## Brief
Take the line that has "Convert this document image to plain text." in it and every line after it to the end of the entries, and reproduce them exactly.

[Extracted data entries]
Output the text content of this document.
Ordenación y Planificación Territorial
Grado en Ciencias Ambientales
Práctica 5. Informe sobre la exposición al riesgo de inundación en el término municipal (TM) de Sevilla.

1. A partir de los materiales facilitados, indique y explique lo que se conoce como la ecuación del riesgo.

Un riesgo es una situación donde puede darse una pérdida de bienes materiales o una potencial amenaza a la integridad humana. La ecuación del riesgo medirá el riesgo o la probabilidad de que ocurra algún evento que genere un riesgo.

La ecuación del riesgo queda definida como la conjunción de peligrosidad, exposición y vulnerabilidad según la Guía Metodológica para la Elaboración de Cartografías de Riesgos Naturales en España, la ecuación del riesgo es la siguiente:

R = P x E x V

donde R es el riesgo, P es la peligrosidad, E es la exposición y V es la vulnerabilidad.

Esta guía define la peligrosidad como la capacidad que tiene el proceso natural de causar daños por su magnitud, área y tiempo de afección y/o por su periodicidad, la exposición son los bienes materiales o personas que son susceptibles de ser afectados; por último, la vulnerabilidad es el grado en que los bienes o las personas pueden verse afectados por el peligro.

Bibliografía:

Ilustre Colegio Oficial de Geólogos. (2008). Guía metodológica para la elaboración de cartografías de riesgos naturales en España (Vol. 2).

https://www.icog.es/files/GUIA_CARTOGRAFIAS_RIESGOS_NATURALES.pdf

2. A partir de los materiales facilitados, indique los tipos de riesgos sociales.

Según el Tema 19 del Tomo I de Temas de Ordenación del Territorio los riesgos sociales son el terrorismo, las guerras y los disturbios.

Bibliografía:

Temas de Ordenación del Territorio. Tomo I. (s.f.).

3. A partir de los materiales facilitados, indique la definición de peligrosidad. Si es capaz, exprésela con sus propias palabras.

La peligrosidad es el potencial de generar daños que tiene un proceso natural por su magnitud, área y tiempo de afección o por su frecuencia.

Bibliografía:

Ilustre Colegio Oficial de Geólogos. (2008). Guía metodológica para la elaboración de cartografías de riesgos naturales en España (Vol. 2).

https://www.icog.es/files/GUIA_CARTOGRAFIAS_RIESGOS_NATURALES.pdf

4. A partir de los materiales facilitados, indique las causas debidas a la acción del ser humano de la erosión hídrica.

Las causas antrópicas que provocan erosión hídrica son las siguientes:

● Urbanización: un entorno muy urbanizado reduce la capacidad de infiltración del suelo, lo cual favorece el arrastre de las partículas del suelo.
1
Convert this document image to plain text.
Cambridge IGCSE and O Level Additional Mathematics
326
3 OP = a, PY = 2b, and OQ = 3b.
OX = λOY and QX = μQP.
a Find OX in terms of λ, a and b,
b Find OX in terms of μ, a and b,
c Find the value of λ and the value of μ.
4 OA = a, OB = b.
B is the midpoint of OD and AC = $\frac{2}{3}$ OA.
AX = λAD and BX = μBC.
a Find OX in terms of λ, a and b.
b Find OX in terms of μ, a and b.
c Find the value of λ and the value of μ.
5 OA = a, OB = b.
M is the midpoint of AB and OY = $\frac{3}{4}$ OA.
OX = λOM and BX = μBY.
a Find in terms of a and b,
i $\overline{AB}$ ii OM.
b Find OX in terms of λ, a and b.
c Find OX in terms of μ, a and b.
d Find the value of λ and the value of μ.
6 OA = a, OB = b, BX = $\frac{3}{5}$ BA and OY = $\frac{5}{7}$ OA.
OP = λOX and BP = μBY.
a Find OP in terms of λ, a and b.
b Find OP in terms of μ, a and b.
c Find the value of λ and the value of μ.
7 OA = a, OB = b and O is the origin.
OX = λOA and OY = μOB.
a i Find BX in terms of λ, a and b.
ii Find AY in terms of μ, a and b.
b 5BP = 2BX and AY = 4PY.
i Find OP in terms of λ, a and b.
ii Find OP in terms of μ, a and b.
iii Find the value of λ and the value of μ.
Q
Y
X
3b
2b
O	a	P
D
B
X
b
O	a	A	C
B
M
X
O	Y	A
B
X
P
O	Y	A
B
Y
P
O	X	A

## Solution to the problem
Convert this document image to plain text.
Cambridge IGCSE and O Level Additional Mathematics
326
3 OP = a, PY = 2b, and OQ = 3b.
OX = λOY and QX = μQP.
a Find OX in terms of λ, a and b,
b Find OX in terms of μ, a and b,
c Find the value of λ and the value of μ.
4 OA = a, OB = b.
B is the midpoint of OD and AC = $\frac{2}{3}$ OA.
AX = λAD and BX = μBC.
a Find OX in terms of λ, a and b.
b Find OX in terms of μ, a and b.
c Find the value of λ and the value of μ.
5 OA = a, OB = b.
M is the midpoint of AB and OY = $\frac{3}{4}$ OA.
OX = λOM and BX = μBY.
a Find in terms of a and b,
i $\overline{AB}$ ii OM.
b Find OX in terms of λ, a and b.
c Find OX in terms of μ, a and b.
d Find the value of λ and the value of μ.
6 OA = a, OB = b, BX = $\frac{3}{5}$ BA and OY = $\frac{5}{7}$ OA.
OP = λOX and BP = μBY.
a Find OP in terms of λ, a and b.
b Find OP in terms of μ, a and b.
c Find the value of λ and the value of μ.
7 OA = a, OB = b and O is the origin.
OX = λOA and OY = μOB.
a i Find BX in terms of λ, a and b.
ii Find AY in terms of μ, a and b.
b 5BP = 2BX and AY = 4PY.
i Find OP in terms of λ, a and b.
ii Find OP in terms of μ, a and b.
iii Find the value of λ and the value of μ.
Q
Y
X
3b
2b
O	a	P
D
B
X
b
O	a	A	C
B
M
X
O	Y	A
B
X
P
O	Y	A
B
Y
P
O	X	A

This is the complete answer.